Excerpted data:
** start **

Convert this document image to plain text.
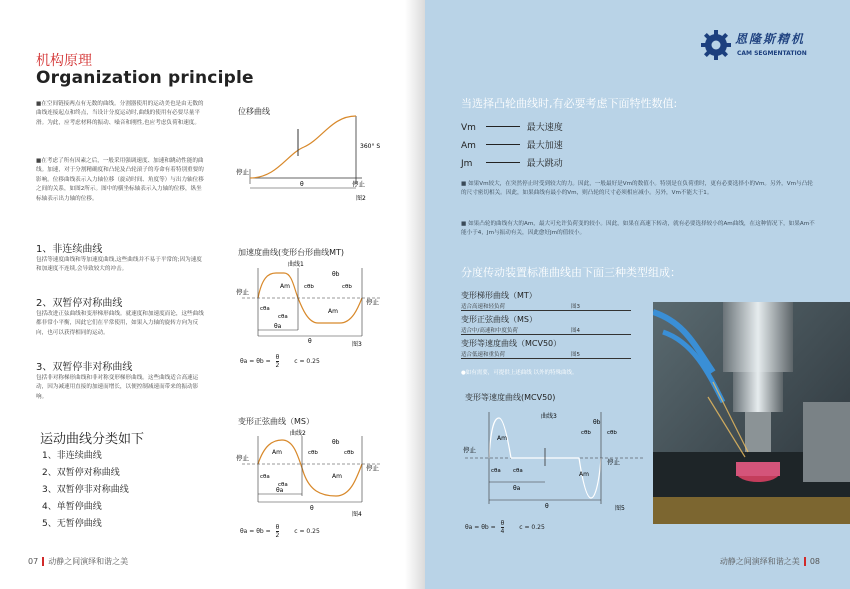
机构原理
Organization principle
■在空间链接两点有无数的曲线。分割器使用的运动美也是由无数的曲线连接起点和终点，当设计分度运动时,曲线的使用有必要尽量平滑。为此，应考虑材料的振动、噪音和刚性,也应考虑负荷和速度。
■在考虑了所有因素之后，一般采用强调速度、加速和跳动性能的曲线。加速，对于分割精确度和凸轮及凸轮滚子的寿命有着特别重要的影响。位移曲线表示入力轴位移（旋动时间、角度等）与出力轴位移之间的关系，如图2所示。图中的横坐标轴表示入力轴的位移，纵坐标轴表示出力轴的位移。
1、非连续曲线
包括等速度曲线和等加速度曲线,这些曲线并不易于平常的;因为速度和加速度不连续,会导致较大的冲击。
2、双暂停对称曲线
包括改进正弦曲线和变形梯形曲线。就速度和加速度而论，这些曲线都非常小平衡，因此它们在平常使用，如果入力轴的旋转方向为反向，也可以获得相同的运动。
3、双暂停非对称曲线
包括非对称梯形曲线和非对称变形梯形曲线。这些曲线适合高速运动，因为减速用直接的加速而增长，以便控制减速而带来的振动影响。
运动曲线分类如下
1、非连续曲线
2、双暂停对称曲线
3、双暂停非对称曲线
4、单暂停曲线
5、无暂停曲线
位移曲线
停止
停止
360° S
θ
图2
加速度曲线(变形台形曲线MT)
停止
停止
曲线1
Am
Am
cθb	cθb
cθa
cθa
θb
θa
θ	图3
$\theta a = \theta b = \frac{\theta}{2}$ c = 0.25
变形正弦曲线（MS）
停止
停止
曲线2
Am
Am
cθb	cθb
cθa
cθa
θb
θa
θ
图4
$\theta a = \theta b = \frac{\theta}{2}$ c = 0.25
07 动静之间演绎和谐之美
恩隆斯精机
CAM SEGMENTATION
当选择凸轮曲线时,有必要考虑下面特性数值:
Vm	最大速度
Am	最大加速
Jm	最大跳动
■ 如果Vm较大，在突然停止时受到较大的力。因此，一般最好是Vm的数值小。特别是在负荷重时，更有必要选择小的Vm。另外，Vm与凸轮的尺寸密切相关。因此，如果曲线有最小的Vm，则凸轮的尺寸必须相应减小。另外，Vm不能大于1。
■ 如果凸轮的曲线有大的Am，最大可允许负荷变的较小。因此，如果在高速下转动，就有必要选择较小的Am曲线，在这种情况下，如果Am不能小于4，Jm与振动有关，因此愈好Jm的值较小。
分度传动装置标准曲线由下面三种类型组成：
变形梯形曲线（MT）
适合高速和轻负荷	图3
变形正弦曲线（MS）
适合中/高速和中度负荷	图4
变形等速度曲线（MCV50）
适合低速和重负荷	图5
●如有需要，可提供上述曲线 以外的特殊曲线。
变形等速度曲线(MCV50)
停止
停止
曲线3
Am
Am
cθb	cθb
cθa cθa
θb
θa
θ	图5
$\theta a = \theta b = \frac{\theta}{4}$ c = 0.25
动静之间演绎和谐之美 08
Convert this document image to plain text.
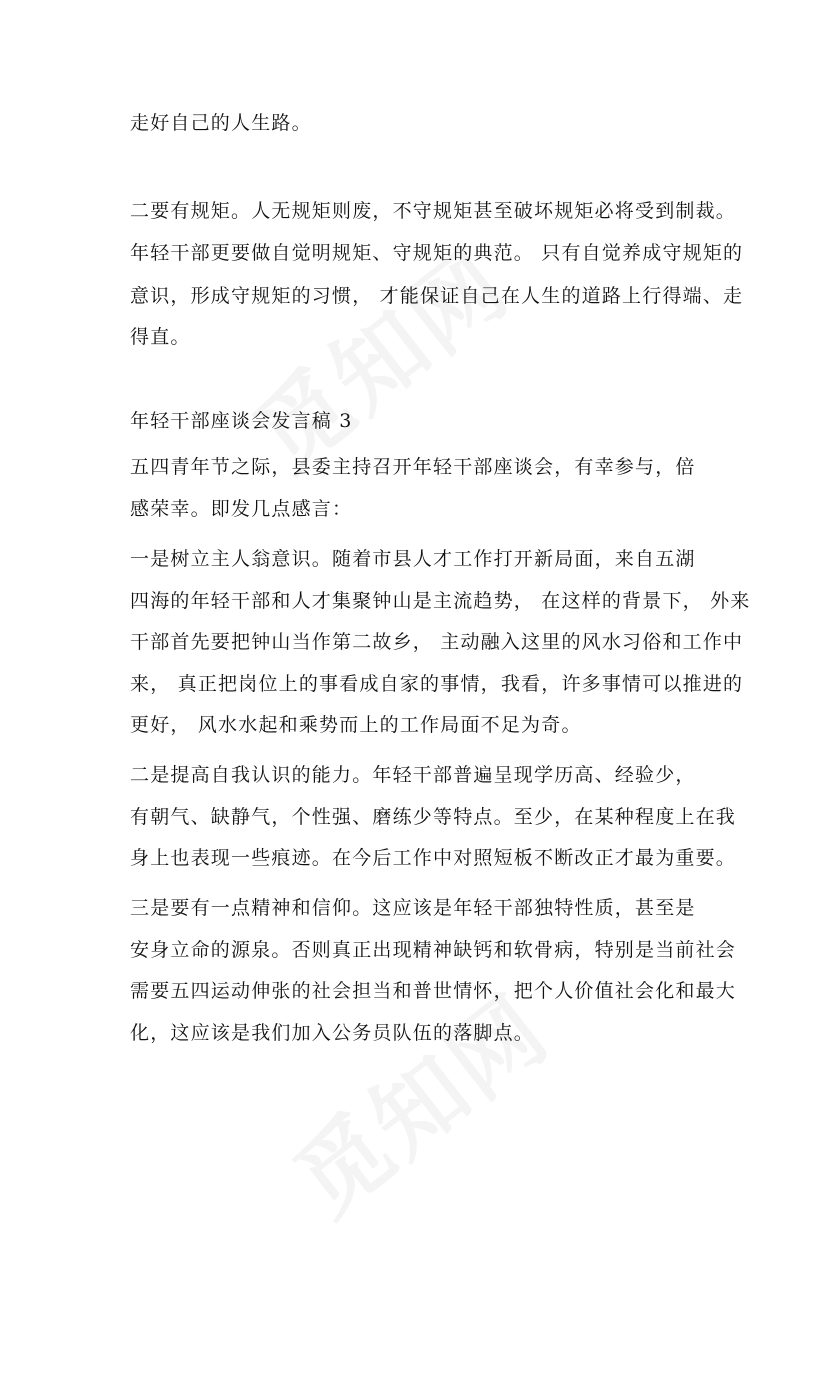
走好自己的人生路。
二要有规矩。人无规矩则废，不守规矩甚至破坏规矩必将受到制裁。
年轻干部更要做自觉明规矩、守规矩的典范。 只有自觉养成守规矩的
意识，形成守规矩的习惯， 才能保证自己在人生的道路上行得端、走
得直。
年轻干部座谈会发言稿 3
五四青年节之际，县委主持召开年轻干部座谈会，有幸参与，倍
感荣幸。即发几点感言：
一是树立主人翁意识。随着市县人才工作打开新局面，来自五湖
四海的年轻干部和人才集聚钟山是主流趋势， 在这样的背景下， 外来
干部首先要把钟山当作第二故乡， 主动融入这里的风水习俗和工作中
来， 真正把岗位上的事看成自家的事情，我看，许多事情可以推进的
更好， 风水水起和乘势而上的工作局面不足为奇。
二是提高自我认识的能力。年轻干部普遍呈现学历高、经验少，
有朝气、缺静气，个性强、磨练少等特点。至少，在某种程度上在我
身上也表现一些痕迹。在今后工作中对照短板不断改正才最为重要。
三是要有一点精神和信仰。这应该是年轻干部独特性质，甚至是
安身立命的源泉。否则真正出现精神缺钙和软骨病，特别是当前社会
需要五四运动伸张的社会担当和普世情怀，把个人价值社会化和最大
化，这应该是我们加入公务员队伍的落脚点。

** end **

What is needed: Output the full set of records above without changing a word, and drop the images.

The reply:
Convert this document image to plain text.
机构原理
Organization principle
■在空间链接两点有无数的曲线。分割器使用的运动美也是由无数的曲线连接起点和终点，当设计分度运动时,曲线的使用有必要尽量平滑。为此，应考虑材料的振动、噪音和刚性,也应考虑负荷和速度。
■在考虑了所有因素之后，一般采用强调速度、加速和跳动性能的曲线。加速，对于分割精确度和凸轮及凸轮滚子的寿命有着特别重要的影响。位移曲线表示入力轴位移（旋动时间、角度等）与出力轴位移之间的关系，如图2所示。图中的横坐标轴表示入力轴的位移，纵坐标轴表示出力轴的位移。
1、非连续曲线
包括等速度曲线和等加速度曲线,这些曲线并不易于平常的;因为速度和加速度不连续,会导致较大的冲击。
2、双暂停对称曲线
包括改进正弦曲线和变形梯形曲线。就速度和加速度而论，这些曲线都非常小平衡，因此它们在平常使用，如果入力轴的旋转方向为反向，也可以获得相同的运动。
3、双暂停非对称曲线
包括非对称梯形曲线和非对称变形梯形曲线。这些曲线适合高速运动，因为减速用直接的加速而增长，以便控制减速而带来的振动影响。
运动曲线分类如下
1、非连续曲线
2、双暂停对称曲线
3、双暂停非对称曲线
4、单暂停曲线
5、无暂停曲线
位移曲线
停止
停止
360° S
θ
图2
加速度曲线(变形台形曲线MT)
停止
停止
曲线1
Am
Am
cθb	cθb
cθa
cθa
θb
θa
θ	图3
$\theta a = \theta b = \frac{\theta}{2}$ c = 0.25
变形正弦曲线（MS）
停止
停止
曲线2
Am
Am
cθb	cθb
cθa
cθa
θb
θa
θ
图4
$\theta a = \theta b = \frac{\theta}{2}$ c = 0.25
07 动静之间演绎和谐之美
恩隆斯精机
CAM SEGMENTATION
当选择凸轮曲线时,有必要考虑下面特性数值:
Vm	最大速度
Am	最大加速
Jm	最大跳动
■ 如果Vm较大，在突然停止时受到较大的力。因此，一般最好是Vm的数值小。特别是在负荷重时，更有必要选择小的Vm。另外，Vm与凸轮的尺寸密切相关。因此，如果曲线有最小的Vm，则凸轮的尺寸必须相应减小。另外，Vm不能大于1。
■ 如果凸轮的曲线有大的Am，最大可允许负荷变的较小。因此，如果在高速下转动，就有必要选择较小的Am曲线，在这种情况下，如果Am不能小于4，Jm与振动有关，因此愈好Jm的值较小。
分度传动装置标准曲线由下面三种类型组成：
变形梯形曲线（MT）
适合高速和轻负荷	图3
变形正弦曲线（MS）
适合中/高速和中度负荷	图4
变形等速度曲线（MCV50）
适合低速和重负荷	图5
●如有需要，可提供上述曲线 以外的特殊曲线。
变形等速度曲线(MCV50)
停止
停止
曲线3
Am
Am
cθb	cθb
cθa cθa
θb
θa
θ	图5
$\theta a = \theta b = \frac{\theta}{4}$ c = 0.25
动静之间演绎和谐之美 08
Convert this document image to plain text.
走好自己的人生路。
二要有规矩。人无规矩则废，不守规矩甚至破坏规矩必将受到制裁。
年轻干部更要做自觉明规矩、守规矩的典范。 只有自觉养成守规矩的
意识，形成守规矩的习惯， 才能保证自己在人生的道路上行得端、走
得直。
年轻干部座谈会发言稿 3
五四青年节之际，县委主持召开年轻干部座谈会，有幸参与，倍
感荣幸。即发几点感言：
一是树立主人翁意识。随着市县人才工作打开新局面，来自五湖
四海的年轻干部和人才集聚钟山是主流趋势， 在这样的背景下， 外来
干部首先要把钟山当作第二故乡， 主动融入这里的风水习俗和工作中
来， 真正把岗位上的事看成自家的事情，我看，许多事情可以推进的
更好， 风水水起和乘势而上的工作局面不足为奇。
二是提高自我认识的能力。年轻干部普遍呈现学历高、经验少，
有朝气、缺静气，个性强、磨练少等特点。至少，在某种程度上在我
身上也表现一些痕迹。在今后工作中对照短板不断改正才最为重要。
三是要有一点精神和信仰。这应该是年轻干部独特性质，甚至是
安身立命的源泉。否则真正出现精神缺钙和软骨病，特别是当前社会
需要五四运动伸张的社会担当和普世情怀，把个人价值社会化和最大
化，这应该是我们加入公务员队伍的落脚点。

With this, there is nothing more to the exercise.